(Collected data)
## START

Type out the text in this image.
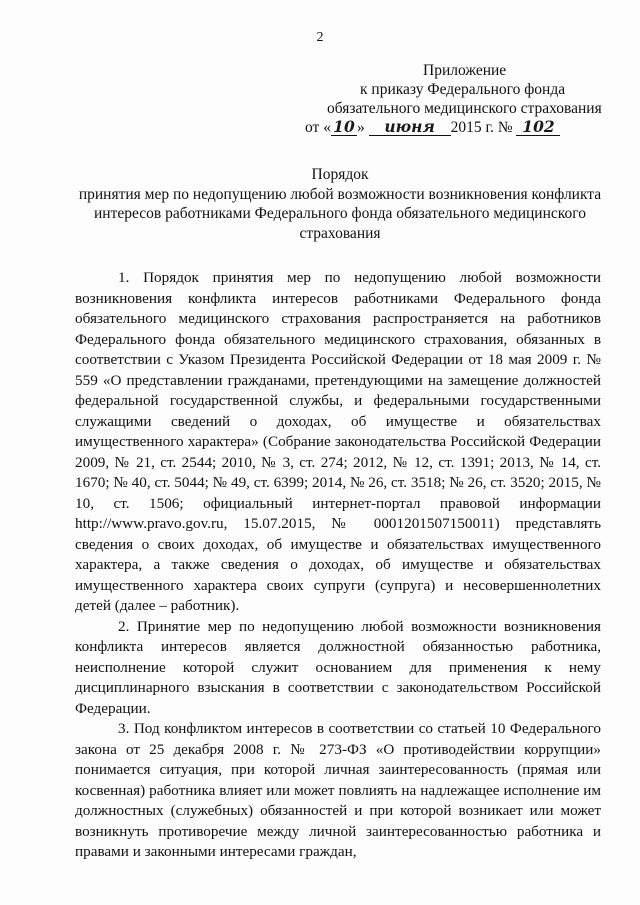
2
Приложение
к приказу Федерального фонда
обязательного медицинского страхования
от « 10 » июня 2015 г. № 102
Порядок
принятия мер по недопущению любой возможности возникновения конфликта интересов работниками Федерального фонда обязательного медицинского страхования

1. Порядок принятия мер по недопущению любой возможности возникновения конфликта интересов работниками Федерального фонда обязательного медицинского страхования распространяется на работников Федерального фонда обязательного медицинского страхования, обязанных в соответствии с Указом Президента Российской Федерации от 18 мая 2009 г. № 559 «О представлении гражданами, претендующими на замещение должностей федеральной государственной службы, и федеральными государственными служащими сведений о доходах, об имуществе и обязательствах имущественного характера» (Собрание законодательства Российской Федерации 2009, № 21, ст. 2544; 2010, № 3, ст. 274; 2012, № 12, ст. 1391; 2013, № 14, ст. 1670; № 40, ст. 5044; № 49, ст. 6399; 2014, № 26, ст. 3518; № 26, ст. 3520; 2015, № 10, ст. 1506; официальный интернет-портал правовой информации http://www.pravo.gov.ru, 15.07.2015, № 0001201507150011) представлять сведения о своих доходах, об имуществе и обязательствах имущественного характера, а также сведения о доходах, об имуществе и обязательствах имущественного характера своих супруги (супруга) и несовершеннолетних детей (далее – работник).

2. Принятие мер по недопущению любой возможности возникновения конфликта интересов является должностной обязанностью работника, неисполнение которой служит основанием для применения к нему дисциплинарного взыскания в соответствии с законодательством Российской Федерации.

3. Под конфликтом интересов в соответствии со статьей 10 Федерального закона от 25 декабря 2008 г. № 273-ФЗ «О противодействии коррупции» понимается ситуация, при которой личная заинтересованность (прямая или косвенная) работника влияет или может повлиять на надлежащее исполнение им должностных (служебных) обязанностей и при которой возникает или может возникнуть противоречие между личной заинтересованностью работника и правами и законными интересами граждан,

## END

_WORK TO DO:_ What comes back should match the records exactly, minus any pictures.

_ANSWER TO THIS PROBLEM:_
Type out the text in this image.
2
Приложение
к приказу Федерального фонда
обязательного медицинского страхования
от « 10 » июня 2015 г. № 102
Порядок
принятия мер по недопущению любой возможности возникновения конфликта интересов работниками Федерального фонда обязательного медицинского страхования

1. Порядок принятия мер по недопущению любой возможности возникновения конфликта интересов работниками Федерального фонда обязательного медицинского страхования распространяется на работников Федерального фонда обязательного медицинского страхования, обязанных в соответствии с Указом Президента Российской Федерации от 18 мая 2009 г. № 559 «О представлении гражданами, претендующими на замещение должностей федеральной государственной службы, и федеральными государственными служащими сведений о доходах, об имуществе и обязательствах имущественного характера» (Собрание законодательства Российской Федерации 2009, № 21, ст. 2544; 2010, № 3, ст. 274; 2012, № 12, ст. 1391; 2013, № 14, ст. 1670; № 40, ст. 5044; № 49, ст. 6399; 2014, № 26, ст. 3518; № 26, ст. 3520; 2015, № 10, ст. 1506; официальный интернет-портал правовой информации http://www.pravo.gov.ru, 15.07.2015, № 0001201507150011) представлять сведения о своих доходах, об имуществе и обязательствах имущественного характера, а также сведения о доходах, об имуществе и обязательствах имущественного характера своих супруги (супруга) и несовершеннолетних детей (далее – работник).

2. Принятие мер по недопущению любой возможности возникновения конфликта интересов является должностной обязанностью работника, неисполнение которой служит основанием для применения к нему дисциплинарного взыскания в соответствии с законодательством Российской Федерации.

3. Под конфликтом интересов в соответствии со статьей 10 Федерального закона от 25 декабря 2008 г. № 273-ФЗ «О противодействии коррупции» понимается ситуация, при которой личная заинтересованность (прямая или косвенная) работника влияет или может повлиять на надлежащее исполнение им должностных (служебных) обязанностей и при которой возникает или может возникнуть противоречие между личной заинтересованностью работника и правами и законными интересами граждан,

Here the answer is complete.